• [Objective] From the entries that follow, list every line in which the string "title" appears.

• [Material for the task]
◇ ◇ ◇ ◇ ◇ ◇ ◇

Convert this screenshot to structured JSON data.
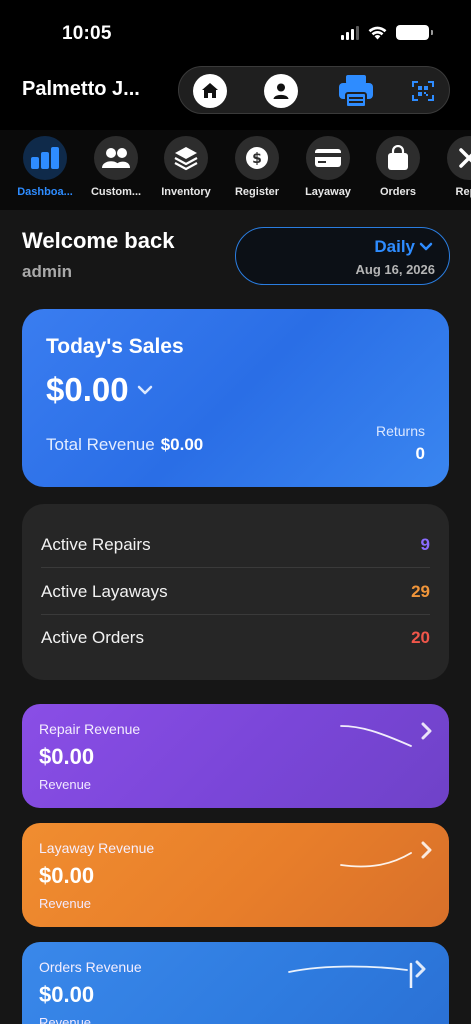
{
  "status": {
    "time": "10:05"
  },
  "header": {
    "store_name": "Palmetto J...",
    "icons": [
      "home-icon",
      "user-icon",
      "printer-icon",
      "scan-icon"
    ]
  },
  "nav": {
    "items": [
      {
        "label": "Dashboa...",
        "icon": "bar-chart-icon",
        "active": true
      },
      {
        "label": "Custom...",
        "icon": "customers-icon"
      },
      {
        "label": "Inventory",
        "icon": "layers-icon"
      },
      {
        "label": "Register",
        "icon": "dollar-icon"
      },
      {
        "label": "Layaway",
        "icon": "card-icon"
      },
      {
        "label": "Orders",
        "icon": "bag-icon"
      },
      {
        "label": "Repa",
        "icon": "tools-icon"
      }
    ]
  },
  "welcome": {
    "title": "Welcome back",
    "user": "admin"
  },
  "date_picker": {
    "mode": "Daily",
    "date": "Aug 16, 2026"
  },
  "sales": {
    "title": "Today's Sales",
    "amount": "$0.00",
    "total_revenue_label": "Total Revenue",
    "total_revenue_value": "$0.00",
    "returns_label": "Returns",
    "returns_value": "0"
  },
  "stats": [
    {
      "label": "Active Repairs",
      "value": "9",
      "color": "#8a6cff"
    },
    {
      "label": "Active Layaways",
      "value": "29",
      "color": "#f0953a"
    },
    {
      "label": "Active Orders",
      "value": "20",
      "color": "#f0564a"
    }
  ],
  "revenue_cards": [
    {
      "title": "Repair Revenue",
      "amount": "$0.00",
      "sub": "Revenue"
    },
    {
      "title": "Layaway Revenue",
      "amount": "$0.00",
      "sub": "Revenue"
    },
    {
      "title": "Orders Revenue",
      "amount": "$0.00",
      "sub": "Revenue"
    }
  ],
  "colors": {
    "accent": "#2e8cff",
    "background": "#000000"
  }
}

◇ ◇ ◇ ◇ ◇ ◇ ◇

• [Final result]
    "title": "Welcome back",
    "title": "Today's Sales",
      "title": "Repair Revenue",
      "title": "Layaway Revenue",
      "title": "Orders Revenue",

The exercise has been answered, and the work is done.